[Exercise task] Below are some entries. Output each one exactly as it appears.

Saved entries:
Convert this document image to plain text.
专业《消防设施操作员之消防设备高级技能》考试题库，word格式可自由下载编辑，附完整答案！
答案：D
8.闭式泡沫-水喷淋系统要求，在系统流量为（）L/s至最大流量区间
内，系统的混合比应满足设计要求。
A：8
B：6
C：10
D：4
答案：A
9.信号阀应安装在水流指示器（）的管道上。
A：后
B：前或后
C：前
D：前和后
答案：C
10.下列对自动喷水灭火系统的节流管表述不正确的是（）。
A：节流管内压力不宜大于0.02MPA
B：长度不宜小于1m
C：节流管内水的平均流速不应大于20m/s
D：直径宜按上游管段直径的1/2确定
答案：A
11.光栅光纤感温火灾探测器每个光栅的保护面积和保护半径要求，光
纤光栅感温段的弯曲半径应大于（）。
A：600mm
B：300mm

[Task answer]
Convert this document image to plain text.
专业《消防设施操作员之消防设备高级技能》考试题库，word格式可自由下载编辑，附完整答案！
答案：D
8.闭式泡沫-水喷淋系统要求，在系统流量为（）L/s至最大流量区间
内，系统的混合比应满足设计要求。
A：8
B：6
C：10
D：4
答案：A
9.信号阀应安装在水流指示器（）的管道上。
A：后
B：前或后
C：前
D：前和后
答案：C
10.下列对自动喷水灭火系统的节流管表述不正确的是（）。
A：节流管内压力不宜大于0.02MPA
B：长度不宜小于1m
C：节流管内水的平均流速不应大于20m/s
D：直径宜按上游管段直径的1/2确定
答案：A
11.光栅光纤感温火灾探测器每个光栅的保护面积和保护半径要求，光
纤光栅感温段的弯曲半径应大于（）。
A：600mm
B：300mm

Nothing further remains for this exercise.